**Task to complete**
Compute how many lines in the entries below contain "Park", and output nothing but the number.

**Data extract**
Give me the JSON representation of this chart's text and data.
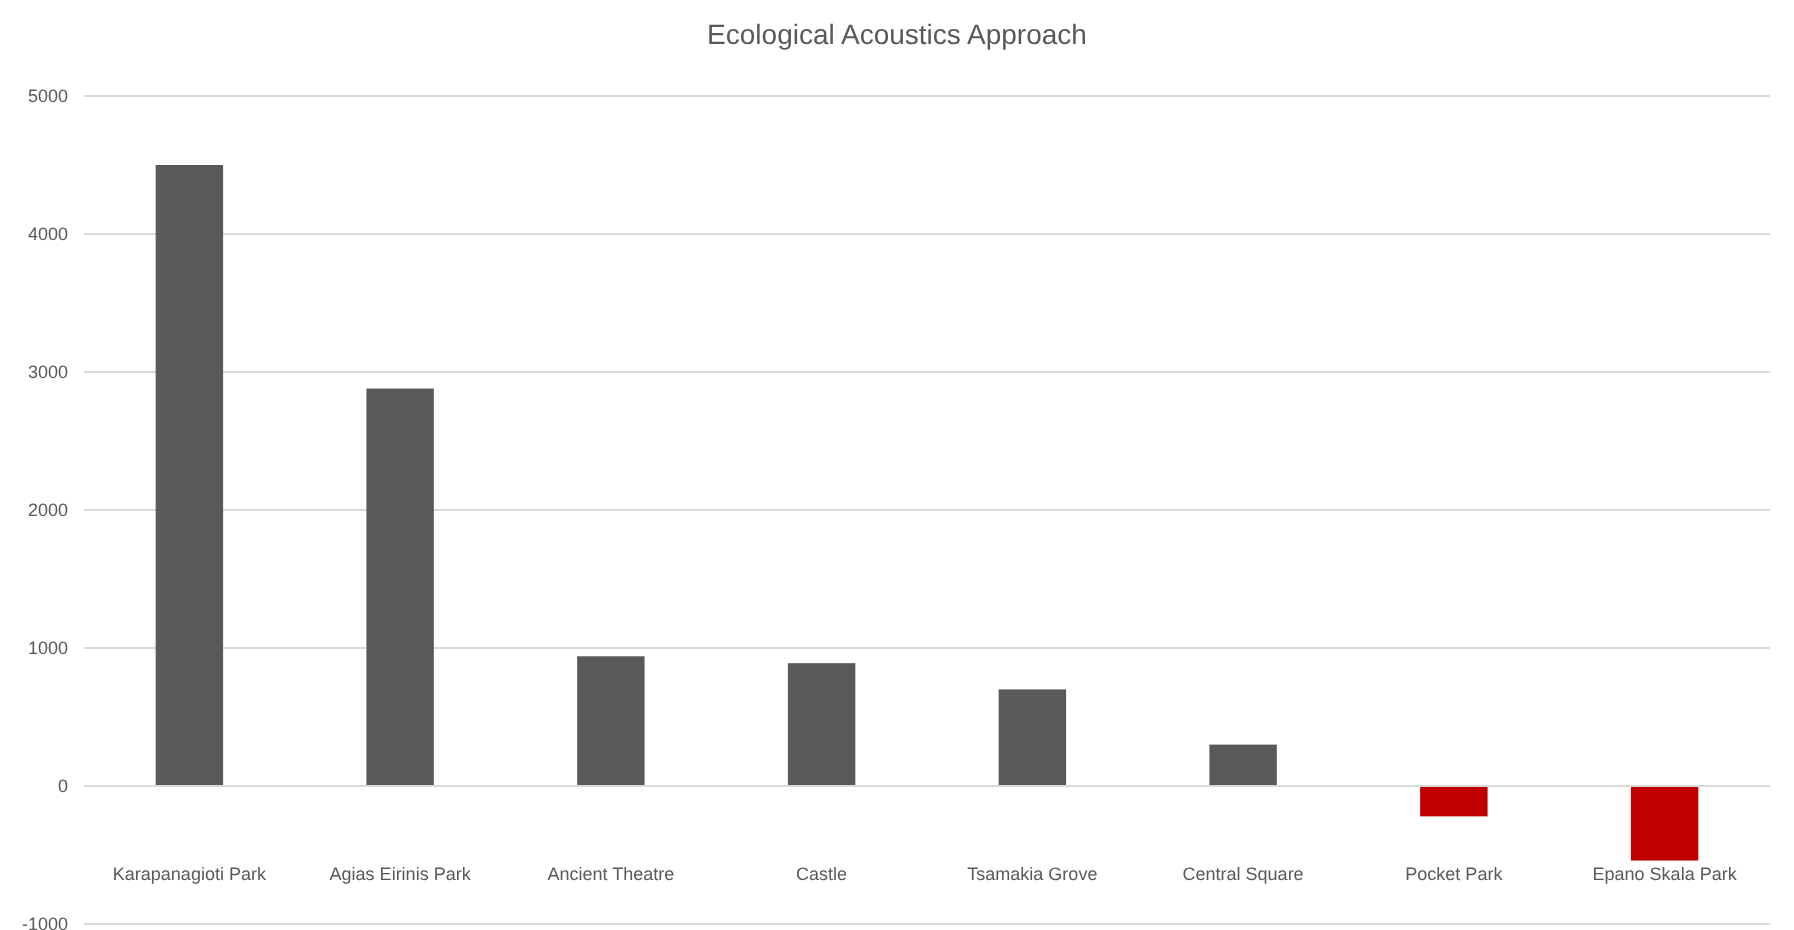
{
  "chart_data": {
    "type": "bar",
    "title": "Ecological Acoustics Approach",
    "categories": [
      "Karapanagioti Park",
      "Agias Eirinis Park",
      "Ancient Theatre",
      "Castle",
      "Tsamakia Grove",
      "Central Square",
      "Pocket Park",
      "Epano Skala Park"
    ],
    "values": [
      4500,
      2880,
      940,
      890,
      700,
      300,
      -220,
      -540
    ],
    "colors": [
      "#595959",
      "#595959",
      "#595959",
      "#595959",
      "#595959",
      "#595959",
      "#c00000",
      "#c00000"
    ],
    "ylim": [
      -1000,
      5000
    ],
    "yticks": [
      -1000,
      0,
      1000,
      2000,
      3000,
      4000,
      5000
    ],
    "grid": "y"
  }
}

**Result of this task**
4